→ **REQUEST**: Only lines with the string "this" matter here; gather them from the material below.

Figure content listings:
##############################
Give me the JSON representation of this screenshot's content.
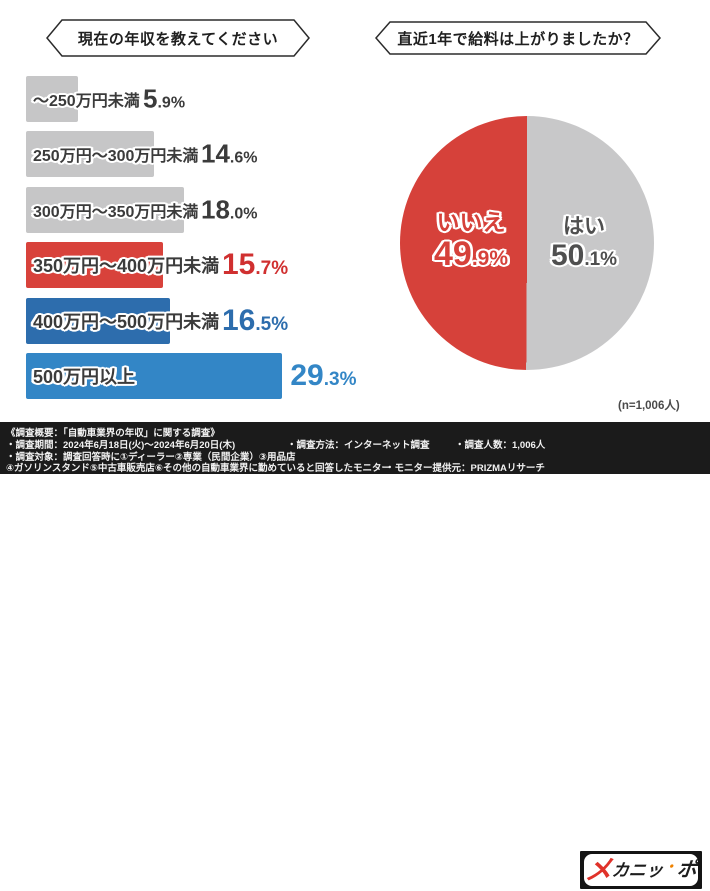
{
  "chart_data": [
    {
      "type": "bar",
      "orientation": "horizontal",
      "title": "現在の年収を教えてください",
      "unit": "%",
      "categories": [
        "～250万円未満",
        "250万円～300万円未満",
        "300万円～350万円未満",
        "350万円～400万円未満",
        "400万円～500万円未満",
        "500万円以上"
      ],
      "values": [
        5.9,
        14.6,
        18.0,
        15.7,
        16.5,
        29.3
      ],
      "bar_colors": [
        "#c6c6c7",
        "#c6c6c7",
        "#c6c6c7",
        "#d8423b",
        "#2d6dad",
        "#3386c6"
      ],
      "pct_colors": [
        "#3b3b3b",
        "#3b3b3b",
        "#3b3b3b",
        "#d03030",
        "#2d6dad",
        "#3386c6"
      ],
      "emphasis": [
        false,
        false,
        false,
        true,
        true,
        true
      ],
      "xlim": [
        0,
        30
      ],
      "grid": false,
      "legend": "none"
    },
    {
      "type": "pie",
      "title": "直近1年で給料は上がりましたか？",
      "slices": [
        {
          "label": "はい",
          "value": 50.1,
          "color": "#c8c8c9"
        },
        {
          "label": "いいえ",
          "value": 49.9,
          "color": "#d6413a"
        }
      ],
      "start": "12 o'clock, clockwise, はい first",
      "note": "(n=1,006人)"
    }
  ],
  "footer": {
    "line1": "《調査概要：「自動車業界の年収」に関する調査》",
    "period": "・調査期間：2024年6月18日(火)～2024年6月20日(木)",
    "method": "・調査方法：インターネット調査",
    "count": "・調査人数：1,006人",
    "target1": "・調査対象：調査回答時に①ディーラー②専業（民間企業）③用品店",
    "target2": "④ガソリンスタンド⑤中古車販売店⑥その他の自動車業界に勤めていると回答したモニター",
    "provider": "・モニター提供元：PRIZMAリサーチ",
    "logo": {
      "p1": "メ",
      "p2": "カニッ",
      "dot": "・",
      "p3": "ポ"
    }
  }
}
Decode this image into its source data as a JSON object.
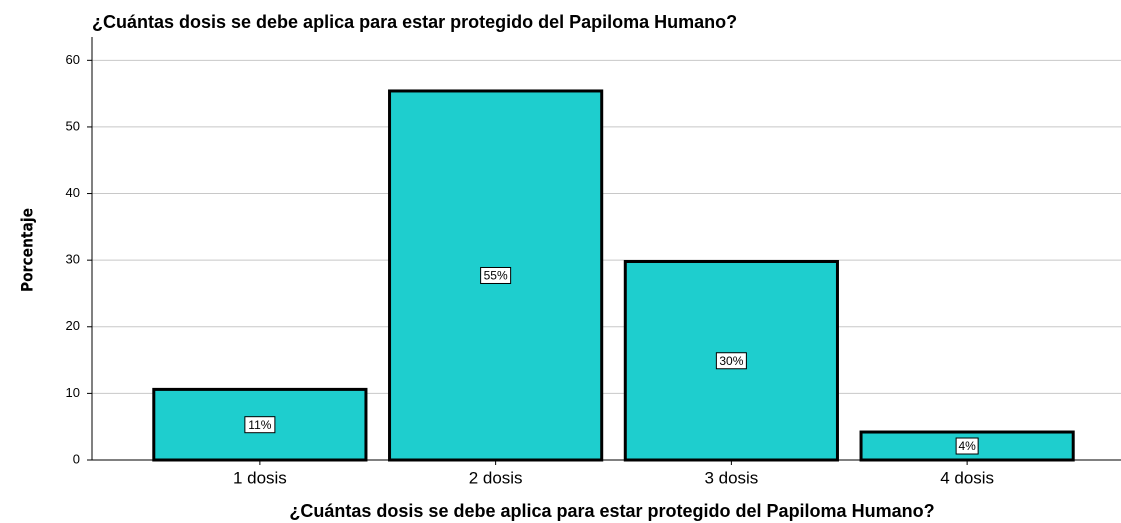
{
  "chart_data": {
    "type": "bar",
    "title": "¿Cuántas dosis se debe aplica para estar protegido del Papiloma Humano?",
    "xlabel": "¿Cuántas dosis se debe aplica para estar protegido del Papiloma Humano?",
    "ylabel": "Porcentaje",
    "categories": [
      "1 dosis",
      "2 dosis",
      "3 dosis",
      "4 dosis"
    ],
    "values": [
      10.6,
      55.4,
      29.8,
      4.2
    ],
    "value_labels": [
      "11%",
      "55%",
      "30%",
      "4%"
    ],
    "color": "#1ecece",
    "ylim": [
      0,
      62
    ],
    "yticks": [
      0,
      10,
      20,
      30,
      40,
      50,
      60
    ],
    "grid": true
  }
}
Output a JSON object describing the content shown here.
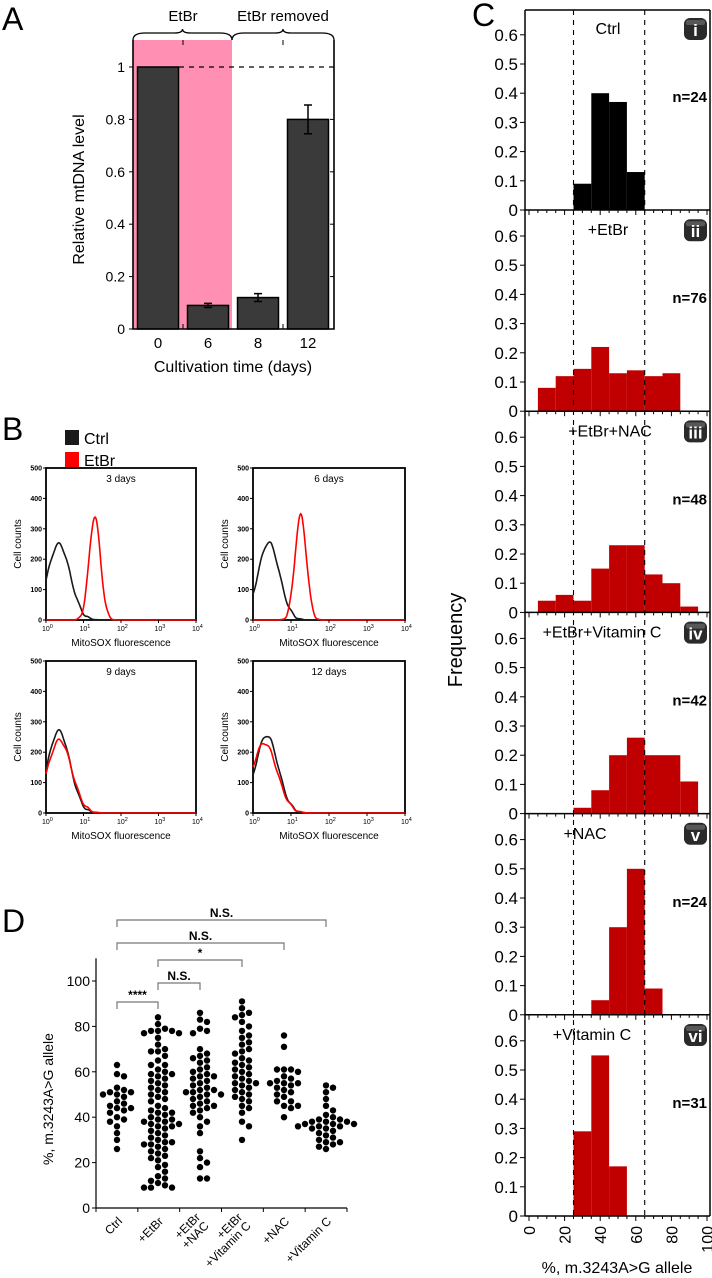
{
  "panel_labels": {
    "a": "A",
    "b": "B",
    "c": "C",
    "d": "D"
  },
  "chart_data": [
    {
      "id": "A",
      "type": "bar",
      "categories": [
        "0",
        "6",
        "8",
        "12"
      ],
      "values": [
        1.0,
        0.09,
        0.12,
        0.8
      ],
      "errors": [
        0,
        0.008,
        0.015,
        0.055
      ],
      "xlabel": "Cultivation time (days)",
      "ylabel": "Relative mtDNA level",
      "ylim": [
        0,
        1.1
      ],
      "yticks": [
        "0",
        "0.2",
        "0.4",
        "0.6",
        "0.8",
        "1"
      ],
      "reference_line": 1,
      "phases": [
        {
          "label": "EtBr",
          "color": "#FF8FB3"
        },
        {
          "label": "EtBr removed",
          "color": "#FFFFFF"
        }
      ],
      "bar_color": "#3A3A3A"
    },
    {
      "id": "B",
      "type": "line",
      "legend": [
        {
          "label": "Ctrl",
          "color": "#1A1A1A"
        },
        {
          "label": "EtBr",
          "color": "#FF0000"
        }
      ],
      "xlabel": "MitoSOX fluorescence",
      "ylabel": "Cell counts",
      "xscale": "log",
      "xlim": [
        1,
        10000
      ],
      "ylim": [
        0,
        500
      ],
      "yticks": [
        "0",
        "100",
        "200",
        "300",
        "400",
        "500"
      ],
      "xtick_base": "10",
      "xtick_exponents": [
        "0",
        "1",
        "2",
        "3",
        "4"
      ],
      "panels": [
        {
          "title": "3 days",
          "series": [
            {
              "name": "Ctrl",
              "peak": 2.2,
              "peak_count": 250,
              "spread_decades": 0.3
            },
            {
              "name": "EtBr",
              "peak": 20,
              "peak_count": 340,
              "spread_decades": 0.15
            }
          ]
        },
        {
          "title": "6 days",
          "series": [
            {
              "name": "Ctrl",
              "peak": 2.6,
              "peak_count": 255,
              "spread_decades": 0.28
            },
            {
              "name": "EtBr",
              "peak": 18,
              "peak_count": 345,
              "spread_decades": 0.15
            }
          ]
        },
        {
          "title": "9 days",
          "series": [
            {
              "name": "Ctrl",
              "peak": 2.2,
              "peak_count": 270,
              "spread_decades": 0.3
            },
            {
              "name": "EtBr",
              "peak": 2.3,
              "peak_count": 240,
              "spread_decades": 0.32
            }
          ]
        },
        {
          "title": "12 days",
          "series": [
            {
              "name": "Ctrl",
              "peak": 2.3,
              "peak_count": 255,
              "spread_decades": 0.3
            },
            {
              "name": "EtBr",
              "peak": 2.0,
              "peak_count": 230,
              "spread_decades": 0.33
            }
          ]
        }
      ]
    },
    {
      "id": "C",
      "type": "bar",
      "subtype": "histogram",
      "xlabel": "%, m.3243A>G allele",
      "ylabel": "Frequency",
      "xlim": [
        0,
        100
      ],
      "ylim": [
        0,
        0.65
      ],
      "yticks": [
        "0",
        "0.1",
        "0.2",
        "0.3",
        "0.4",
        "0.5",
        "0.6"
      ],
      "xticks": [
        "0",
        "20",
        "40",
        "60",
        "80",
        "100"
      ],
      "bin_width": 10,
      "reference_lines": [
        25,
        65
      ],
      "panels": [
        {
          "badge": "i",
          "label": "Ctrl",
          "n": "n=24",
          "color": "#000000",
          "bin_starts": [
            25,
            35,
            45,
            55
          ],
          "frequencies": [
            0.09,
            0.4,
            0.37,
            0.13
          ]
        },
        {
          "badge": "ii",
          "label": "+EtBr",
          "n": "n=76",
          "color": "#C00000",
          "bin_starts": [
            5,
            15,
            25,
            35,
            45,
            55,
            65,
            75
          ],
          "frequencies": [
            0.08,
            0.12,
            0.145,
            0.22,
            0.13,
            0.14,
            0.12,
            0.13
          ]
        },
        {
          "badge": "iii",
          "label": "+EtBr+NAC",
          "n": "n=48",
          "color": "#C00000",
          "bin_starts": [
            5,
            15,
            25,
            35,
            45,
            55,
            65,
            75,
            85
          ],
          "frequencies": [
            0.04,
            0.06,
            0.04,
            0.15,
            0.23,
            0.23,
            0.13,
            0.1,
            0.02
          ]
        },
        {
          "badge": "iv",
          "label": "+EtBr+Vitamin C",
          "n": "n=42",
          "color": "#C00000",
          "bin_starts": [
            25,
            35,
            45,
            55,
            65,
            75,
            85
          ],
          "frequencies": [
            0.02,
            0.08,
            0.2,
            0.26,
            0.2,
            0.2,
            0.11
          ]
        },
        {
          "badge": "v",
          "label": "+NAC",
          "n": "n=24",
          "color": "#C00000",
          "bin_starts": [
            35,
            45,
            55,
            65
          ],
          "frequencies": [
            0.05,
            0.3,
            0.5,
            0.09
          ]
        },
        {
          "badge": "vi",
          "label": "+Vitamin C",
          "n": "n=31",
          "color": "#C00000",
          "bin_starts": [
            25,
            35,
            45
          ],
          "frequencies": [
            0.29,
            0.55,
            0.17
          ]
        }
      ]
    },
    {
      "id": "D",
      "type": "scatter",
      "ylabel": "%, m.3243A>G allele",
      "ylim": [
        0,
        110
      ],
      "yticks": [
        "0",
        "20",
        "40",
        "60",
        "80",
        "100"
      ],
      "categories": [
        [
          "Ctrl"
        ],
        [
          "+EtBr"
        ],
        [
          "+EtBr",
          "+NAC"
        ],
        [
          "+EtBr",
          "+Vitamin C"
        ],
        [
          "+NAC"
        ],
        [
          "+Vitamin C"
        ]
      ],
      "values": [
        [
          63,
          59,
          58,
          53,
          52,
          51,
          51,
          50,
          50,
          49,
          47,
          46,
          45,
          44,
          44,
          43,
          42,
          40,
          39,
          38,
          36,
          33,
          30,
          26
        ],
        [
          84,
          81,
          79,
          78,
          78,
          78,
          77,
          77,
          75,
          72,
          70,
          69,
          69,
          67,
          65,
          63,
          63,
          61,
          60,
          59,
          59,
          58,
          57,
          56,
          55,
          54,
          53,
          52,
          51,
          50,
          49,
          48,
          47,
          45,
          44,
          43,
          42,
          42,
          41,
          40,
          39,
          39,
          38,
          38,
          37,
          37,
          36,
          36,
          35,
          34,
          33,
          32,
          31,
          30,
          29,
          29,
          28,
          28,
          27,
          26,
          25,
          24,
          23,
          22,
          21,
          19,
          18,
          16,
          14,
          13,
          12,
          11,
          10,
          9,
          9,
          9
        ],
        [
          86,
          83,
          82,
          79,
          78,
          77,
          70,
          68,
          67,
          66,
          65,
          64,
          62,
          61,
          60,
          59,
          58,
          58,
          57,
          56,
          55,
          54,
          53,
          52,
          52,
          51,
          51,
          50,
          50,
          49,
          48,
          47,
          46,
          45,
          45,
          44,
          43,
          42,
          40,
          38,
          36,
          33,
          25,
          22,
          20,
          18,
          13,
          13
        ],
        [
          91,
          88,
          86,
          85,
          84,
          82,
          80,
          78,
          76,
          75,
          73,
          72,
          70,
          69,
          68,
          66,
          65,
          64,
          63,
          62,
          61,
          60,
          59,
          58,
          57,
          56,
          55,
          55,
          54,
          53,
          52,
          51,
          50,
          49,
          48,
          47,
          45,
          44,
          42,
          38,
          36,
          30
        ],
        [
          76,
          71,
          61,
          61,
          61,
          60,
          58,
          57,
          56,
          55,
          55,
          55,
          54,
          53,
          52,
          51,
          50,
          49,
          47,
          47,
          45,
          45,
          44,
          40
        ],
        [
          54,
          53,
          51,
          48,
          45,
          43,
          41,
          40,
          39,
          39,
          38,
          38,
          38,
          37,
          37,
          37,
          36,
          36,
          36,
          35,
          35,
          34,
          33,
          32,
          31,
          30,
          29,
          29,
          28,
          27,
          26
        ]
      ],
      "comparisons": [
        {
          "from": 0,
          "to": 5,
          "label": "N.S."
        },
        {
          "from": 0,
          "to": 4,
          "label": "N.S."
        },
        {
          "from": 1,
          "to": 3,
          "label": "*"
        },
        {
          "from": 1,
          "to": 2,
          "label": "N.S."
        },
        {
          "from": 0,
          "to": 1,
          "label": "****"
        }
      ],
      "point_color": "#000000"
    }
  ]
}
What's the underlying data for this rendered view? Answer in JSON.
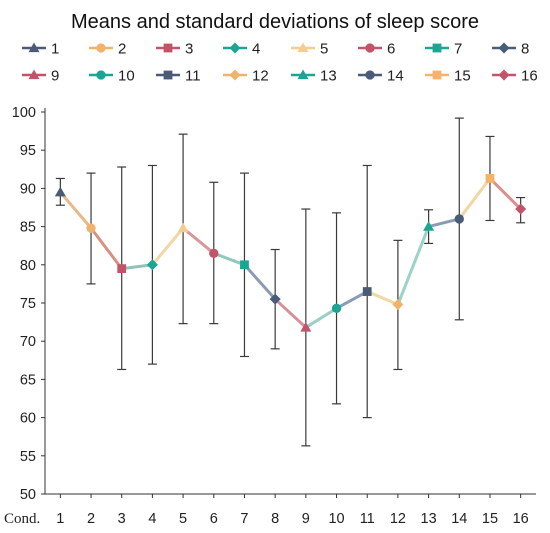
{
  "chart_data": {
    "type": "line",
    "title": "Means and standard deviations of sleep score",
    "xlabel": "Cond.",
    "ylabel": "",
    "ylim": [
      50,
      100
    ],
    "yticks": [
      50,
      55,
      60,
      65,
      70,
      75,
      80,
      85,
      90,
      95,
      100
    ],
    "categories": [
      "1",
      "2",
      "3",
      "4",
      "5",
      "6",
      "7",
      "8",
      "9",
      "10",
      "11",
      "12",
      "13",
      "14",
      "15",
      "16"
    ],
    "means": [
      89.5,
      84.8,
      79.5,
      80.0,
      84.8,
      81.5,
      80.0,
      75.5,
      71.8,
      74.3,
      76.5,
      74.8,
      85.0,
      86.0,
      91.3,
      87.3
    ],
    "std_lower": [
      87.8,
      77.5,
      66.3,
      67.0,
      72.3,
      72.3,
      68.0,
      69.0,
      56.3,
      61.8,
      60.0,
      66.3,
      82.8,
      72.8,
      85.8,
      85.5
    ],
    "std_upper": [
      91.3,
      92.0,
      92.8,
      93.0,
      97.1,
      90.8,
      92.0,
      82.0,
      87.3,
      86.8,
      93.0,
      83.2,
      87.2,
      99.2,
      96.8,
      88.8
    ],
    "grid": false,
    "legend_position": "top",
    "series": [
      {
        "name": "1",
        "color": "#4a5b78",
        "marker": "triangle"
      },
      {
        "name": "2",
        "color": "#f0b36e",
        "marker": "circle"
      },
      {
        "name": "3",
        "color": "#c2546a",
        "marker": "square"
      },
      {
        "name": "4",
        "color": "#1aa595",
        "marker": "diamond"
      },
      {
        "name": "5",
        "color": "#f3cc90",
        "marker": "triangle"
      },
      {
        "name": "6",
        "color": "#c2546a",
        "marker": "circle"
      },
      {
        "name": "7",
        "color": "#1aa595",
        "marker": "square"
      },
      {
        "name": "8",
        "color": "#4a5b78",
        "marker": "diamond"
      },
      {
        "name": "9",
        "color": "#c2546a",
        "marker": "triangle"
      },
      {
        "name": "10",
        "color": "#1aa595",
        "marker": "circle"
      },
      {
        "name": "11",
        "color": "#4a5b78",
        "marker": "square"
      },
      {
        "name": "12",
        "color": "#f0b36e",
        "marker": "diamond"
      },
      {
        "name": "13",
        "color": "#1aa595",
        "marker": "triangle"
      },
      {
        "name": "14",
        "color": "#4a5b78",
        "marker": "circle"
      },
      {
        "name": "15",
        "color": "#f6b26b",
        "marker": "square"
      },
      {
        "name": "16",
        "color": "#c2546a",
        "marker": "diamond"
      }
    ],
    "segment_colors": [
      "#e9b98a",
      "#d99083",
      "#8fc3b8",
      "#f1d7a4",
      "#d9969a",
      "#8fc9bd",
      "#8a9bb4",
      "#d6909a",
      "#98cfc7",
      "#8a9bb4",
      "#f1d7a4",
      "#9ad3c7",
      "#8a9bb4",
      "#f1d7a4",
      "#d99090"
    ]
  }
}
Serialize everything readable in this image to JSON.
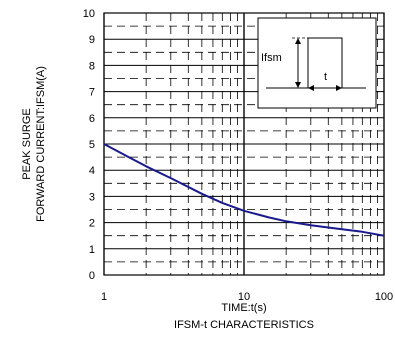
##############################
→ **SOLUTION TO THE PROBLEM**:
Give me the JSON representation of this screenshot's content.
Decode this image into its source data as a JSON object.
What's the underlying data for this rendered view? Answer in JSON.
Serialize everything readable in this image to JSON.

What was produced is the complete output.